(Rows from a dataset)
────────────────────
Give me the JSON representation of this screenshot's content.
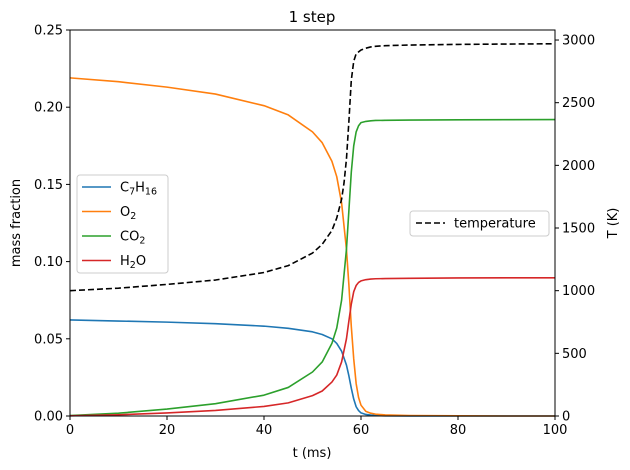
{
  "chart_data": {
    "type": "line",
    "title": "1 step",
    "xlabel": "t (ms)",
    "ylabel_left": "mass fraction",
    "ylabel_right": "T (K)",
    "xlim": [
      0,
      100
    ],
    "ylim_left": [
      0,
      0.25
    ],
    "ylim_right": [
      0,
      3080
    ],
    "x_ticks": [
      "0",
      "20",
      "40",
      "60",
      "80",
      "100"
    ],
    "y_left_ticks": [
      "0.00",
      "0.05",
      "0.10",
      "0.15",
      "0.20",
      "0.25"
    ],
    "y_right_ticks": [
      "0",
      "500",
      "1000",
      "1500",
      "2000",
      "2500",
      "3000"
    ],
    "grid": false,
    "legend_left_placement": "center-left",
    "legend_right_placement": "center-right",
    "x": [
      0,
      10,
      20,
      30,
      40,
      45,
      50,
      52,
      54,
      55,
      56,
      57,
      57.5,
      58,
      58.5,
      59,
      59.5,
      60,
      61,
      62,
      63,
      65,
      70,
      80,
      90,
      100
    ],
    "series": [
      {
        "name": "C7H16",
        "name_parts": [
          {
            "t": "C"
          },
          {
            "t": "7",
            "sub": true
          },
          {
            "t": "H"
          },
          {
            "t": "16",
            "sub": true
          }
        ],
        "axis": "left",
        "color": "#1f77b4",
        "dash": "solid",
        "values": [
          0.0622,
          0.0615,
          0.0608,
          0.0598,
          0.0582,
          0.0568,
          0.0545,
          0.0528,
          0.05,
          0.047,
          0.042,
          0.033,
          0.026,
          0.018,
          0.011,
          0.006,
          0.0035,
          0.002,
          0.001,
          0.0006,
          0.0003,
          0.0001,
          3e-05,
          0.0,
          0.0,
          0.0
        ]
      },
      {
        "name": "O2",
        "name_parts": [
          {
            "t": "O"
          },
          {
            "t": "2",
            "sub": true
          }
        ],
        "axis": "left",
        "color": "#ff7f0e",
        "dash": "solid",
        "values": [
          0.219,
          0.2165,
          0.213,
          0.2085,
          0.201,
          0.195,
          0.184,
          0.177,
          0.165,
          0.155,
          0.138,
          0.108,
          0.085,
          0.058,
          0.037,
          0.021,
          0.012,
          0.007,
          0.003,
          0.0018,
          0.0012,
          0.0007,
          0.0003,
          0.0001,
          0.0,
          0.0
        ]
      },
      {
        "name": "CO2",
        "name_parts": [
          {
            "t": "CO"
          },
          {
            "t": "2",
            "sub": true
          }
        ],
        "axis": "left",
        "color": "#2ca02c",
        "dash": "solid",
        "values": [
          0.0003,
          0.0018,
          0.0045,
          0.008,
          0.0135,
          0.0185,
          0.0285,
          0.035,
          0.047,
          0.057,
          0.075,
          0.108,
          0.133,
          0.158,
          0.175,
          0.184,
          0.188,
          0.19,
          0.1908,
          0.1912,
          0.1914,
          0.1915,
          0.1917,
          0.1918,
          0.1919,
          0.192
        ]
      },
      {
        "name": "H2O",
        "name_parts": [
          {
            "t": "H"
          },
          {
            "t": "2",
            "sub": true
          },
          {
            "t": "O"
          }
        ],
        "axis": "left",
        "color": "#d62728",
        "dash": "solid",
        "values": [
          0.0001,
          0.0008,
          0.002,
          0.0036,
          0.0062,
          0.0085,
          0.0132,
          0.0162,
          0.022,
          0.0265,
          0.035,
          0.05,
          0.0615,
          0.0725,
          0.0805,
          0.0845,
          0.0865,
          0.0875,
          0.0883,
          0.0887,
          0.0889,
          0.089,
          0.0892,
          0.0894,
          0.0895,
          0.0895
        ]
      },
      {
        "name": "temperature",
        "axis": "right",
        "color": "#000000",
        "dash": "dashed",
        "x": [
          0,
          10,
          20,
          30,
          40,
          45,
          50,
          52,
          54,
          55,
          56,
          56.5,
          57,
          57.5,
          58,
          58.5,
          59,
          60,
          61,
          62,
          63,
          65,
          70,
          80,
          90,
          100
        ],
        "values": [
          1000,
          1020,
          1050,
          1085,
          1145,
          1200,
          1300,
          1370,
          1480,
          1580,
          1730,
          1860,
          2050,
          2350,
          2680,
          2830,
          2890,
          2920,
          2935,
          2945,
          2950,
          2955,
          2960,
          2965,
          2968,
          2970
        ]
      }
    ]
  }
}
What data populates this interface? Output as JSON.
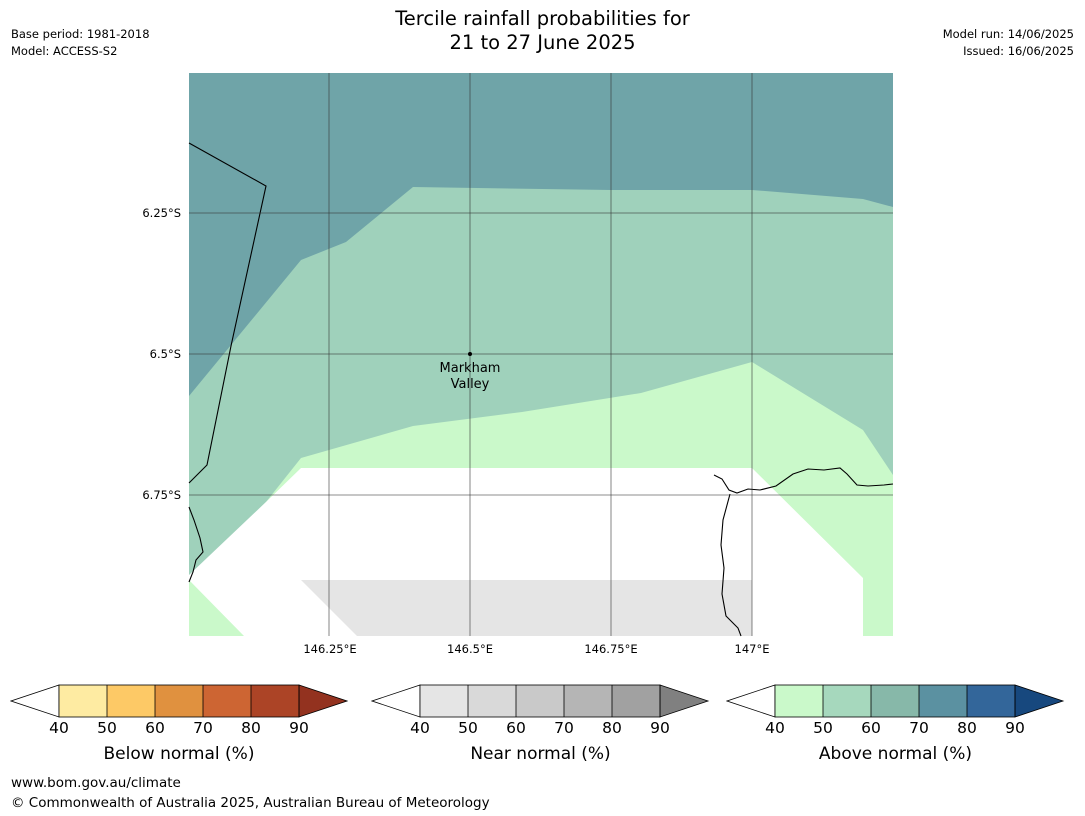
{
  "header": {
    "base_period": "Base period: 1981-2018",
    "model": "Model: ACCESS-S2",
    "model_run": "Model run: 14/06/2025",
    "issued": "Issued: 16/06/2025",
    "title_line1": "Tercile rainfall probabilities for",
    "title_line2": "21 to 27 June 2025"
  },
  "map": {
    "lat_labels": [
      "6.25°S",
      "6.5°S",
      "6.75°S"
    ],
    "lon_labels": [
      "146.25°E",
      "146.5°E",
      "146.75°E",
      "147°E"
    ],
    "place": {
      "name_line1": "Markham",
      "name_line2": "Valley"
    },
    "category_colors": {
      "above_60_70": "#6fa4a8",
      "above_50_60": "#9fd1bb",
      "above_40_50": "#caf9ca",
      "near_40_50": "#e5e5e5",
      "no_signal": "#ffffff"
    }
  },
  "colorbars": [
    {
      "title": "Below normal (%)",
      "ticks": [
        "40",
        "50",
        "60",
        "70",
        "80",
        "90"
      ],
      "colors": [
        "#feeba2",
        "#fdc966",
        "#e0913f",
        "#cd6533",
        "#ac4426",
        "#93321f"
      ]
    },
    {
      "title": "Near normal (%)",
      "ticks": [
        "40",
        "50",
        "60",
        "70",
        "80",
        "90"
      ],
      "colors": [
        "#e5e5e5",
        "#d9d9d9",
        "#c9c9c9",
        "#b5b5b5",
        "#a1a1a1",
        "#808080"
      ]
    },
    {
      "title": "Above normal (%)",
      "ticks": [
        "40",
        "50",
        "60",
        "70",
        "80",
        "90"
      ],
      "colors": [
        "#caf9ca",
        "#a6d8bd",
        "#87b8a9",
        "#5b91a1",
        "#33669a",
        "#17487e"
      ]
    }
  ],
  "footer": {
    "url": "www.bom.gov.au/climate",
    "copyright": "© Commonwealth of Australia 2025, Australian Bureau of Meteorology"
  }
}
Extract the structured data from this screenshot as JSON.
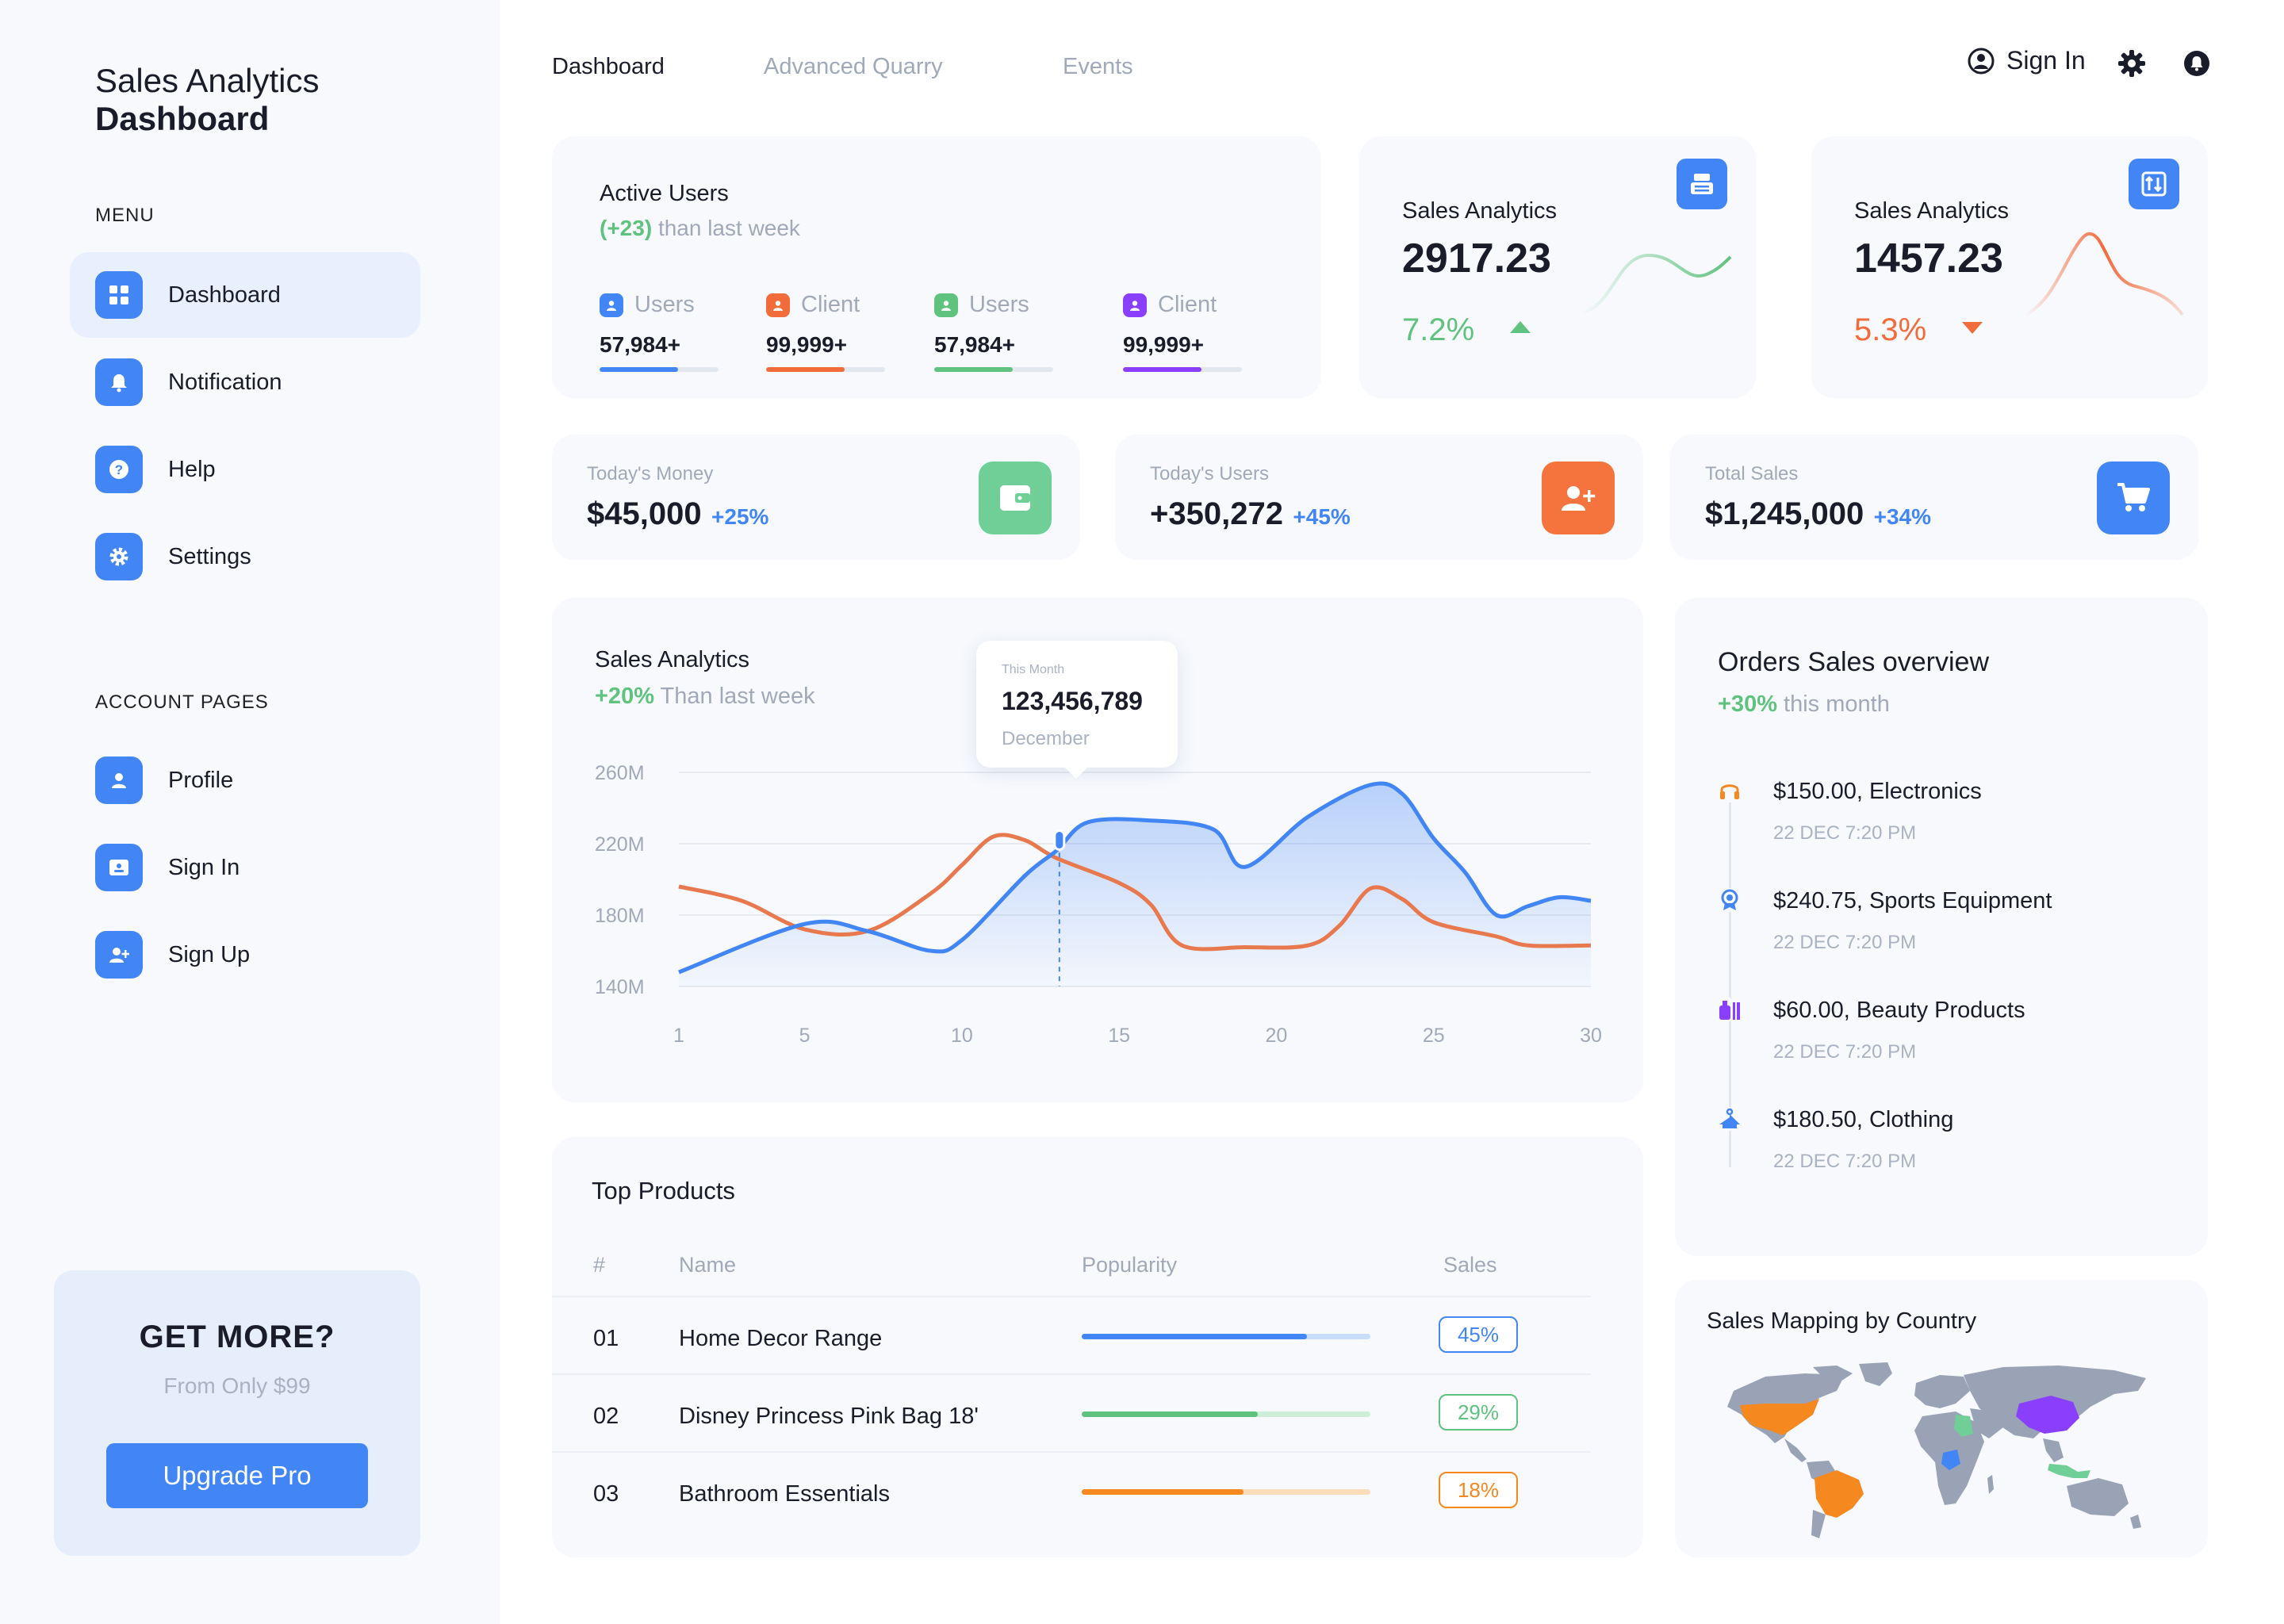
────────────────────
Your task is an exact transcription of all the data, minus the pictures.

Give me the JSON representation of this screenshot's content.
{
  "chart_data": {
    "type": "line",
    "title": "1 step",
    "xlabel": "t (ms)",
    "ylabel_left": "mass fraction",
    "ylabel_right": "T (K)",
    "xlim": [
      0,
      100
    ],
    "ylim_left": [
      0,
      0.25
    ],
    "ylim_right": [
      0,
      3080
    ],
    "x_ticks": [
      "0",
      "20",
      "40",
      "60",
      "80",
      "100"
    ],
    "y_left_ticks": [
      "0.00",
      "0.05",
      "0.10",
      "0.15",
      "0.20",
      "0.25"
    ],
    "y_right_ticks": [
      "0",
      "500",
      "1000",
      "1500",
      "2000",
      "2500",
      "3000"
    ],
    "grid": false,
    "legend_left_placement": "center-left",
    "legend_right_placement": "center-right",
    "x": [
      0,
      10,
      20,
      30,
      40,
      45,
      50,
      52,
      54,
      55,
      56,
      57,
      57.5,
      58,
      58.5,
      59,
      59.5,
      60,
      61,
      62,
      63,
      65,
      70,
      80,
      90,
      100
    ],
    "series": [
      {
        "name": "C7H16",
        "name_parts": [
          {
            "t": "C"
          },
          {
            "t": "7",
            "sub": true
          },
          {
            "t": "H"
          },
          {
            "t": "16",
            "sub": true
          }
        ],
        "axis": "left",
        "color": "#1f77b4",
        "dash": "solid",
        "values": [
          0.0622,
          0.0615,
          0.0608,
          0.0598,
          0.0582,
          0.0568,
          0.0545,
          0.0528,
          0.05,
          0.047,
          0.042,
          0.033,
          0.026,
          0.018,
          0.011,
          0.006,
          0.0035,
          0.002,
          0.001,
          0.0006,
          0.0003,
          0.0001,
          3e-05,
          0.0,
          0.0,
          0.0
        ]
      },
      {
        "name": "O2",
        "name_parts": [
          {
            "t": "O"
          },
          {
            "t": "2",
            "sub": true
          }
        ],
        "axis": "left",
        "color": "#ff7f0e",
        "dash": "solid",
        "values": [
          0.219,
          0.2165,
          0.213,
          0.2085,
          0.201,
          0.195,
          0.184,
          0.177,
          0.165,
          0.155,
          0.138,
          0.108,
          0.085,
          0.058,
          0.037,
          0.021,
          0.012,
          0.007,
          0.003,
          0.0018,
          0.0012,
          0.0007,
          0.0003,
          0.0001,
          0.0,
          0.0
        ]
      },
      {
        "name": "CO2",
        "name_parts": [
          {
            "t": "CO"
          },
          {
            "t": "2",
            "sub": true
          }
        ],
        "axis": "left",
        "color": "#2ca02c",
        "dash": "solid",
        "values": [
          0.0003,
          0.0018,
          0.0045,
          0.008,
          0.0135,
          0.0185,
          0.0285,
          0.035,
          0.047,
          0.057,
          0.075,
          0.108,
          0.133,
          0.158,
          0.175,
          0.184,
          0.188,
          0.19,
          0.1908,
          0.1912,
          0.1914,
          0.1915,
          0.1917,
          0.1918,
          0.1919,
          0.192
        ]
      },
      {
        "name": "H2O",
        "name_parts": [
          {
            "t": "H"
          },
          {
            "t": "2",
            "sub": true
          },
          {
            "t": "O"
          }
        ],
        "axis": "left",
        "color": "#d62728",
        "dash": "solid",
        "values": [
          0.0001,
          0.0008,
          0.002,
          0.0036,
          0.0062,
          0.0085,
          0.0132,
          0.0162,
          0.022,
          0.0265,
          0.035,
          0.05,
          0.0615,
          0.0725,
          0.0805,
          0.0845,
          0.0865,
          0.0875,
          0.0883,
          0.0887,
          0.0889,
          0.089,
          0.0892,
          0.0894,
          0.0895,
          0.0895
        ]
      },
      {
        "name": "temperature",
        "axis": "right",
        "color": "#000000",
        "dash": "dashed",
        "x": [
          0,
          10,
          20,
          30,
          40,
          45,
          50,
          52,
          54,
          55,
          56,
          56.5,
          57,
          57.5,
          58,
          58.5,
          59,
          60,
          61,
          62,
          63,
          65,
          70,
          80,
          90,
          100
        ],
        "values": [
          1000,
          1020,
          1050,
          1085,
          1145,
          1200,
          1300,
          1370,
          1480,
          1580,
          1730,
          1860,
          2050,
          2350,
          2680,
          2830,
          2890,
          2920,
          2935,
          2945,
          2950,
          2955,
          2960,
          2965,
          2968,
          2970
        ]
      }
    ]
  }
}
What data populates this interface? Output as JSON.
{
  "header": {
    "base_period": "Base period: 1981-2018",
    "model": "Model: ACCESS-S2",
    "model_run": "Model run: 14/06/2025",
    "issued": "Issued: 16/06/2025",
    "title_line1": "Tercile rainfall probabilities for",
    "title_line2": "21 to 27 June 2025"
  },
  "map": {
    "lat_labels": [
      "6.25°S",
      "6.5°S",
      "6.75°S"
    ],
    "lon_labels": [
      "146.25°E",
      "146.5°E",
      "146.75°E",
      "147°E"
    ],
    "place": {
      "name_line1": "Markham",
      "name_line2": "Valley"
    },
    "category_colors": {
      "above_60_70": "#6fa4a8",
      "above_50_60": "#9fd1bb",
      "above_40_50": "#caf9ca",
      "near_40_50": "#e5e5e5",
      "no_signal": "#ffffff"
    }
  },
  "colorbars": [
    {
      "title": "Below normal (%)",
      "ticks": [
        "40",
        "50",
        "60",
        "70",
        "80",
        "90"
      ],
      "colors": [
        "#feeba2",
        "#fdc966",
        "#e0913f",
        "#cd6533",
        "#ac4426",
        "#93321f"
      ]
    },
    {
      "title": "Near normal (%)",
      "ticks": [
        "40",
        "50",
        "60",
        "70",
        "80",
        "90"
      ],
      "colors": [
        "#e5e5e5",
        "#d9d9d9",
        "#c9c9c9",
        "#b5b5b5",
        "#a1a1a1",
        "#808080"
      ]
    },
    {
      "title": "Above normal (%)",
      "ticks": [
        "40",
        "50",
        "60",
        "70",
        "80",
        "90"
      ],
      "colors": [
        "#caf9ca",
        "#a6d8bd",
        "#87b8a9",
        "#5b91a1",
        "#33669a",
        "#17487e"
      ]
    }
  ],
  "footer": {
    "url": "www.bom.gov.au/climate",
    "copyright": "© Commonwealth of Australia 2025, Australian Bureau of Meteorology"
  }
}
Extract the structured data from this screenshot as JSON.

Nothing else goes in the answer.